**Exercise instructions**
Pick out each line of the records that includes the string "JSON", and copy it.

━━━━━━━━━━━━━━━━━━━━━━━━━━━━━━

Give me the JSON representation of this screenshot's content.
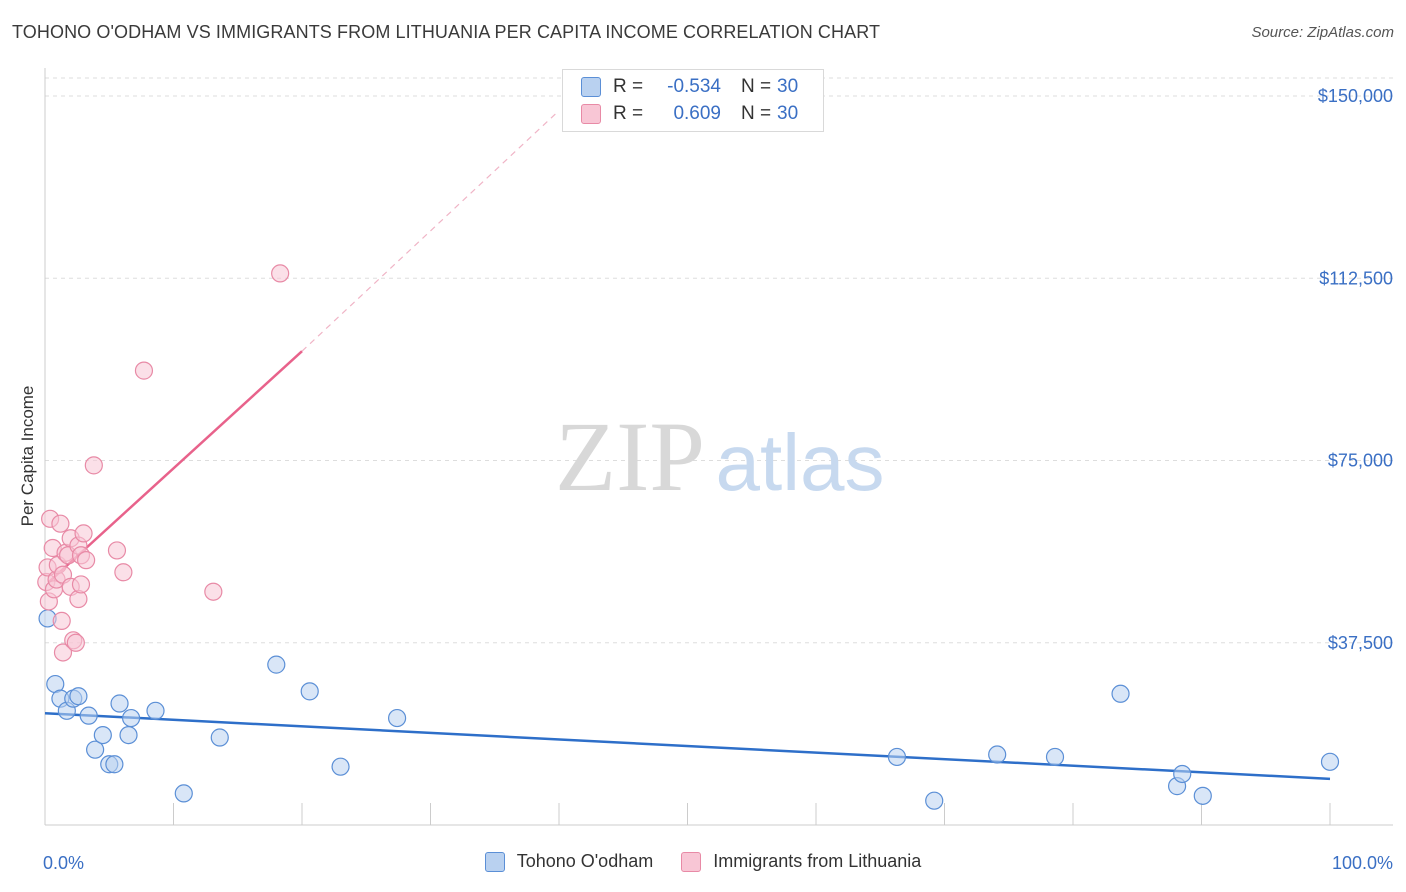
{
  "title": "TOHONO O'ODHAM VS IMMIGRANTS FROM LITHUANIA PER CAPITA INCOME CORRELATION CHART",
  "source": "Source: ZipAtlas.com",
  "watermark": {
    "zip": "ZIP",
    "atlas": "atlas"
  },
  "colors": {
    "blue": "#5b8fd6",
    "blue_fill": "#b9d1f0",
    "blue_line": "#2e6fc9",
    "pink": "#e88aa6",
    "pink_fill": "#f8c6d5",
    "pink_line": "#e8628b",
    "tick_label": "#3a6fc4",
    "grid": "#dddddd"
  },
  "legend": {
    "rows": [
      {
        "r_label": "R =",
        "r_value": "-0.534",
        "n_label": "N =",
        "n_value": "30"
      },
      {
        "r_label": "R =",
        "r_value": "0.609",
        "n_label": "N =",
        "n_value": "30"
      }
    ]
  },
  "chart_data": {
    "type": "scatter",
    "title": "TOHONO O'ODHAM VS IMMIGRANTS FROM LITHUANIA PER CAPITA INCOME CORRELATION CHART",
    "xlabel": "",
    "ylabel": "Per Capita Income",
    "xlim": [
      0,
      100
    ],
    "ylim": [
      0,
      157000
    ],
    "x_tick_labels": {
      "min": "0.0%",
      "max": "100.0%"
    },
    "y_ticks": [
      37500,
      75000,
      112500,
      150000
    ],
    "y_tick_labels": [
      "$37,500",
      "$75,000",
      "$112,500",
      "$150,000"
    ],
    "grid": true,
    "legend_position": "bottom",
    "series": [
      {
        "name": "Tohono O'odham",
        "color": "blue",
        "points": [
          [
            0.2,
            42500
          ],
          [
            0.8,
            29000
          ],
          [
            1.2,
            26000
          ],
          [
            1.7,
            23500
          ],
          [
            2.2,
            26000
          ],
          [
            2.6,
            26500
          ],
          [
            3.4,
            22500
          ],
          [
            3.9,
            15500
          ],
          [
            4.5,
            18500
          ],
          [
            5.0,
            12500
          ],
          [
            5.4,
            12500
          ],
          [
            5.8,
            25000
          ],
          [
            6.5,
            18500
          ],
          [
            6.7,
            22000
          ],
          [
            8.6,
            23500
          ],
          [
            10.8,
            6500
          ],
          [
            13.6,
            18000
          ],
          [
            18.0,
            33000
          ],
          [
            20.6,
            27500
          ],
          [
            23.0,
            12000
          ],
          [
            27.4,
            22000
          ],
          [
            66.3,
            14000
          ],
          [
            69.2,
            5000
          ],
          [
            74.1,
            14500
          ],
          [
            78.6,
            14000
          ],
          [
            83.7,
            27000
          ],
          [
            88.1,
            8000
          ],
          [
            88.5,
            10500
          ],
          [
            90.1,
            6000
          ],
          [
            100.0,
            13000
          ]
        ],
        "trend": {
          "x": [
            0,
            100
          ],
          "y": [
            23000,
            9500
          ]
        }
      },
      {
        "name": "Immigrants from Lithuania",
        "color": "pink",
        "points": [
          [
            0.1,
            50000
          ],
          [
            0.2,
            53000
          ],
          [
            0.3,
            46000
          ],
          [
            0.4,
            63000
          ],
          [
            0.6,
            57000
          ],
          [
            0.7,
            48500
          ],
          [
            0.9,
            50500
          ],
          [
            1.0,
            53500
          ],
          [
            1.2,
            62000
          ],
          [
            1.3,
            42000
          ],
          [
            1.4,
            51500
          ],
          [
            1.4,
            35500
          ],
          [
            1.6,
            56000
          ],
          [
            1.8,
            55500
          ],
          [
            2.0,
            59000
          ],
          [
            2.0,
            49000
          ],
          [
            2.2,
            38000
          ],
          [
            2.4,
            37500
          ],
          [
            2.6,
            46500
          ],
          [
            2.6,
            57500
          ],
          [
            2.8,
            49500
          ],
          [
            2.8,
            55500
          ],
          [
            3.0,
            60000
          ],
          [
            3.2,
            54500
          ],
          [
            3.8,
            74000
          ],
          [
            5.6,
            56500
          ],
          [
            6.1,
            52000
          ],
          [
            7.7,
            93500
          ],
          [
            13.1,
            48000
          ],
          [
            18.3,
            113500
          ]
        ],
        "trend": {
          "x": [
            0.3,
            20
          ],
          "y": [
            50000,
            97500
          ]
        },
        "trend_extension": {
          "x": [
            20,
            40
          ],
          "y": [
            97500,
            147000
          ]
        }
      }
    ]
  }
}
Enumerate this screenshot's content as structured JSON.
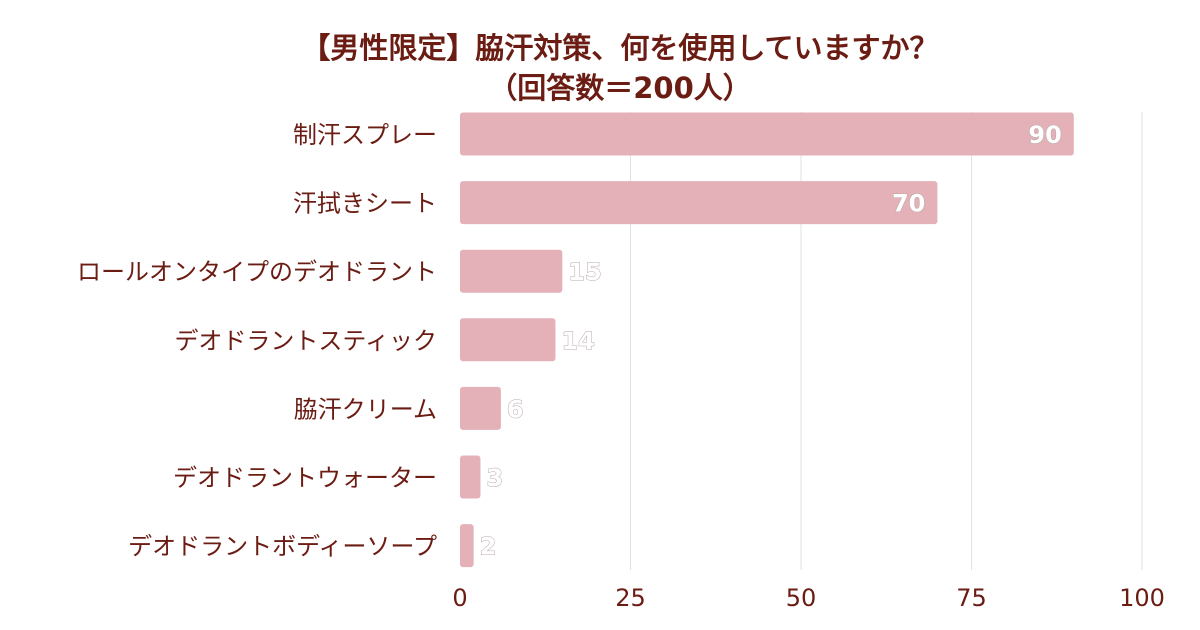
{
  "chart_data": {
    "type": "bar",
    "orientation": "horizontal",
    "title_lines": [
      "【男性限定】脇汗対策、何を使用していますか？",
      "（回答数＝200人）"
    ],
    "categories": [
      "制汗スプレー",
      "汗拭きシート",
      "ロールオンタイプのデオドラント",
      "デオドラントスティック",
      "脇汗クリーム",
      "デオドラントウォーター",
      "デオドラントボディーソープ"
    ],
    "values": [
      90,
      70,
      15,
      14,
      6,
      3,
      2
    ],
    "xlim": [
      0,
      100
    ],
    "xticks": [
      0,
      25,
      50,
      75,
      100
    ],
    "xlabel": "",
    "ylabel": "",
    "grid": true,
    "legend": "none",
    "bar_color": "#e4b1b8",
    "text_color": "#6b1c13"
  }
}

━━━━━━━━━━━━━━━━━━━━━━━━━━━━━━

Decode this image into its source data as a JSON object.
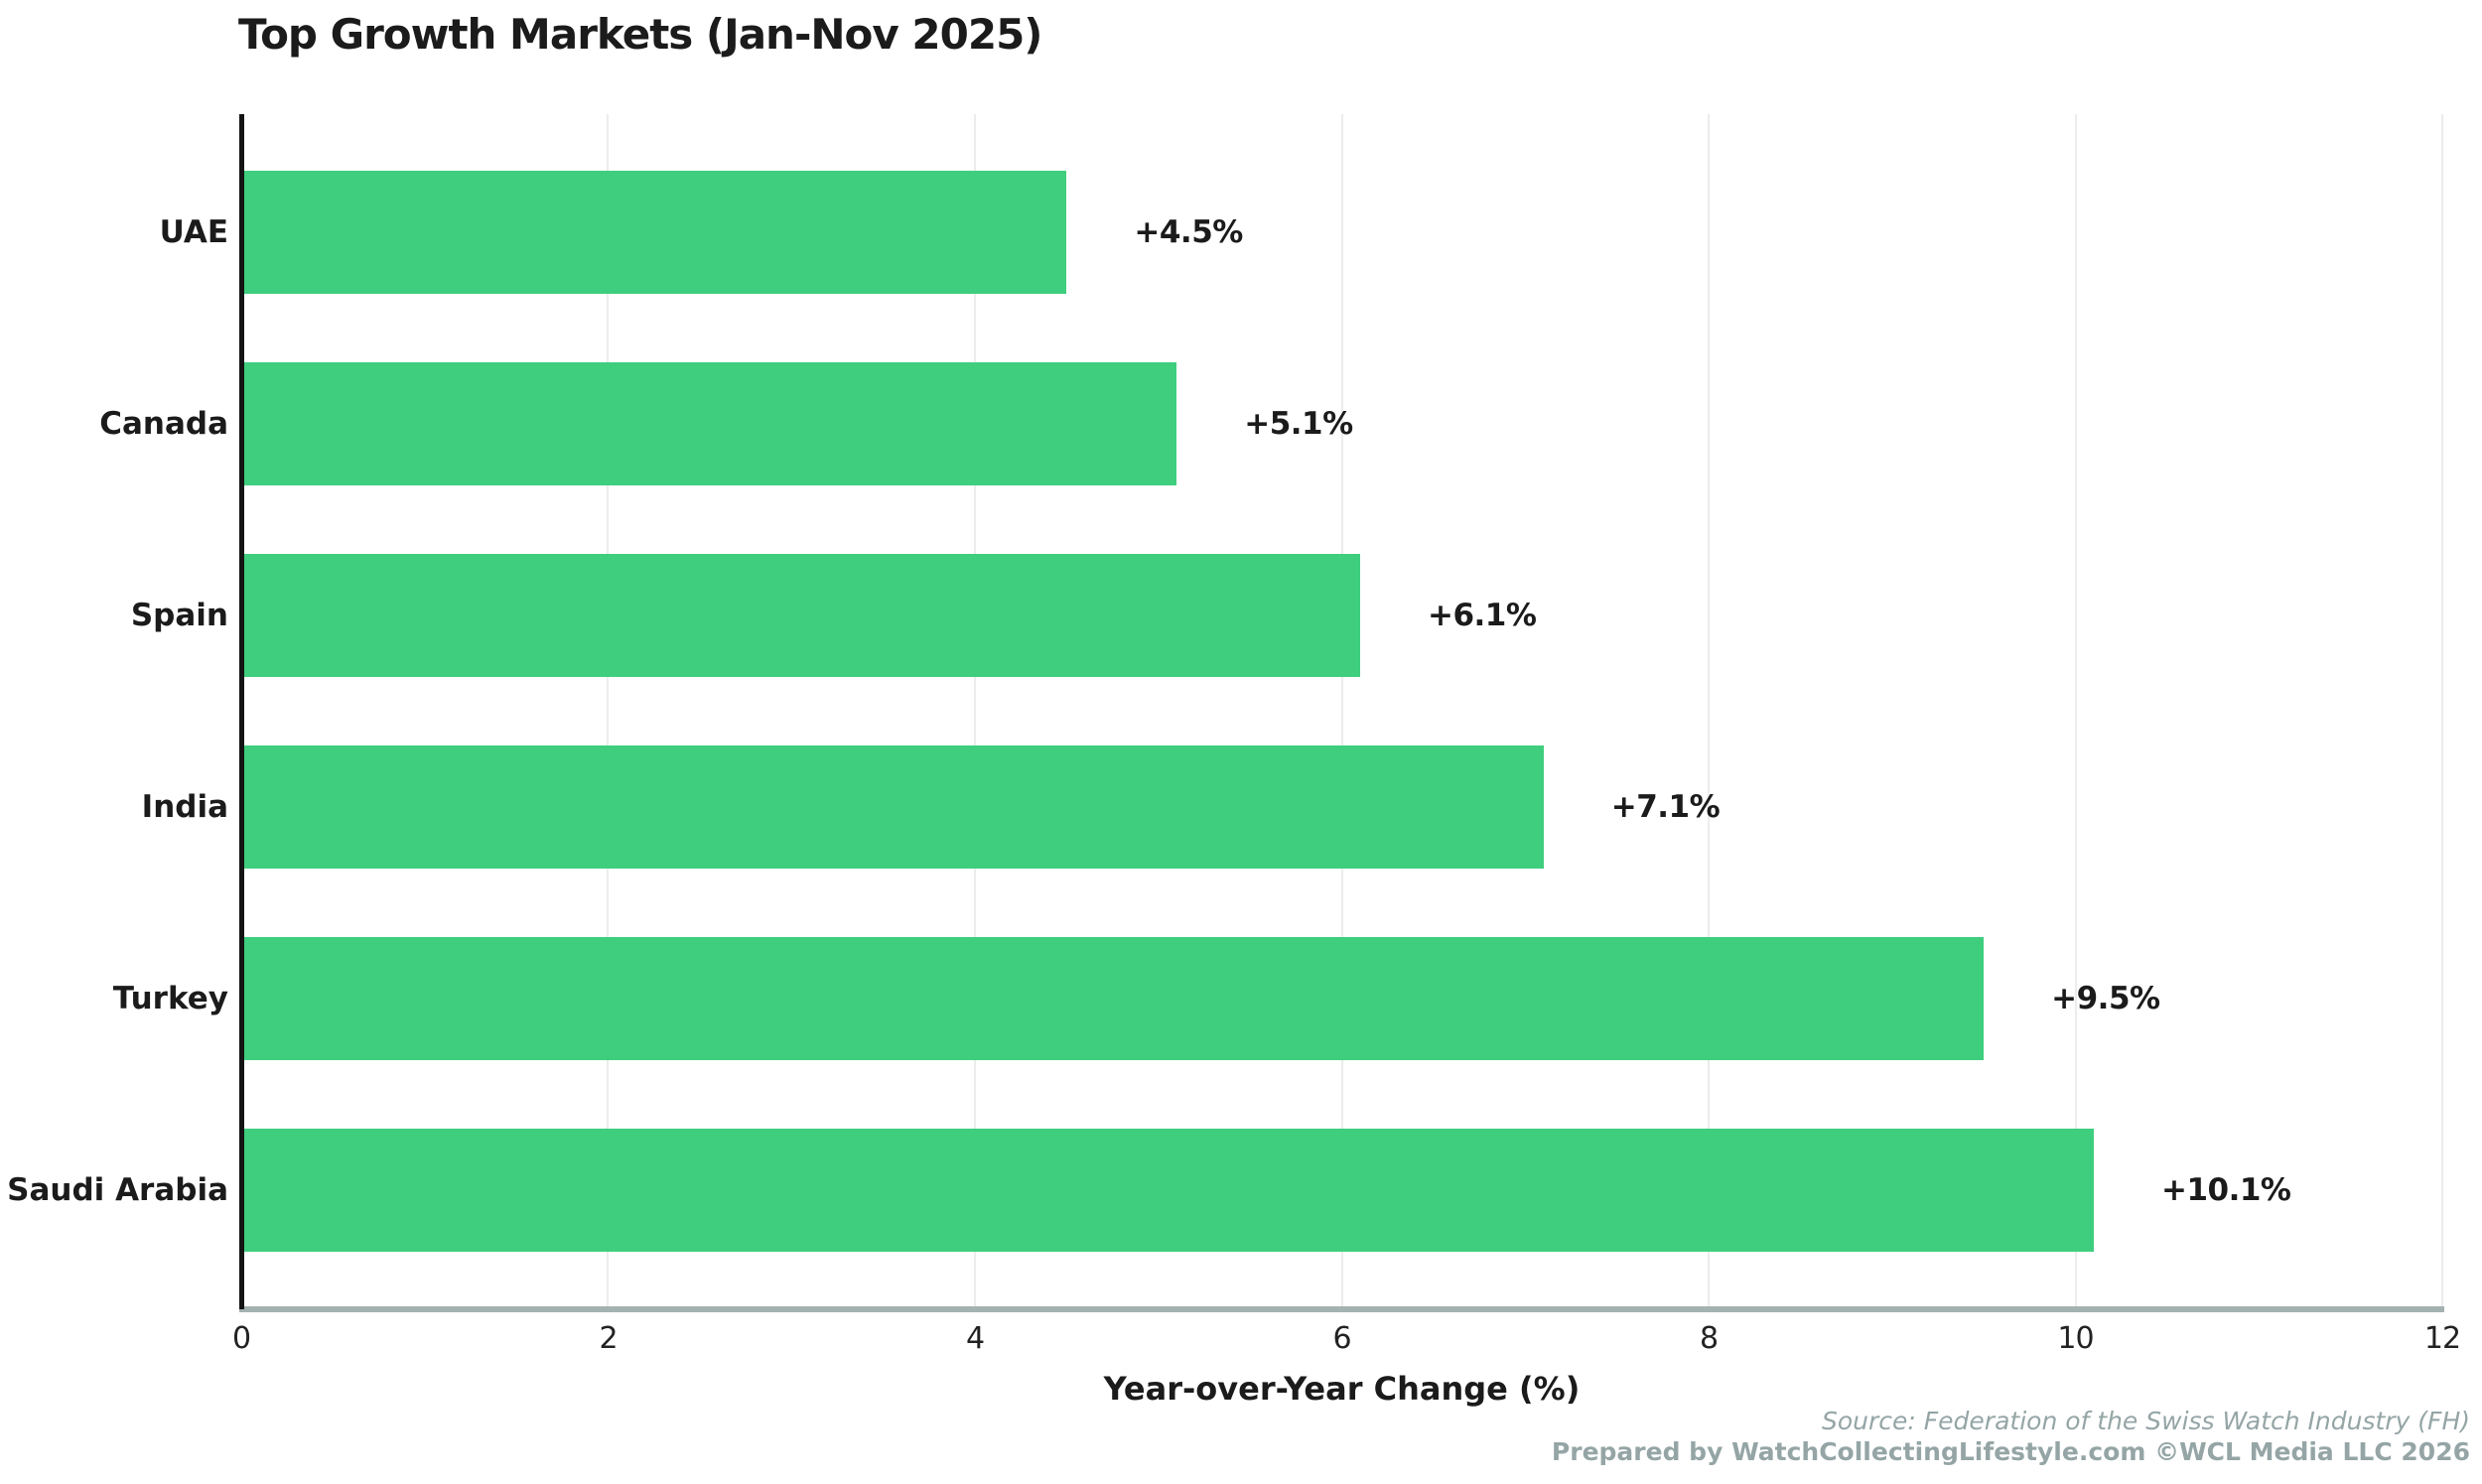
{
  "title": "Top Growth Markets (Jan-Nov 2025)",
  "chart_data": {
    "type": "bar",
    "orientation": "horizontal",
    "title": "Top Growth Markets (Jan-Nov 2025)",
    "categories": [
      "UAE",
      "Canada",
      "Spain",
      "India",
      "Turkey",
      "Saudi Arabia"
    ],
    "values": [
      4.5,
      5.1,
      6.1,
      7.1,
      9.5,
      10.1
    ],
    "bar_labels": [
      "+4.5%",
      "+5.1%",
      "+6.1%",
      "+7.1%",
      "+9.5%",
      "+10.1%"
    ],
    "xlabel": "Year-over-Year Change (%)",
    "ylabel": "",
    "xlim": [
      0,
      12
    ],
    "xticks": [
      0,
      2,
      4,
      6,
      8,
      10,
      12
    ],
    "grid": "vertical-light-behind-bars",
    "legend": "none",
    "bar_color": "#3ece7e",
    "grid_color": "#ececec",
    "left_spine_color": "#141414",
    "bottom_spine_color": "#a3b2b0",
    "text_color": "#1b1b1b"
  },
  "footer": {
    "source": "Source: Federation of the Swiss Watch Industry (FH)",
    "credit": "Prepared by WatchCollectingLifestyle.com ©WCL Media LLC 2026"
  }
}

━━━━━━━━━━━━━━━━━━━━━━━━━━━━━━

**Solution below**
Give me the JSON representation of this screenshot's content.
Enumerate this screenshot's content as structured JSON.
Decode this image into its source data as a JSON object.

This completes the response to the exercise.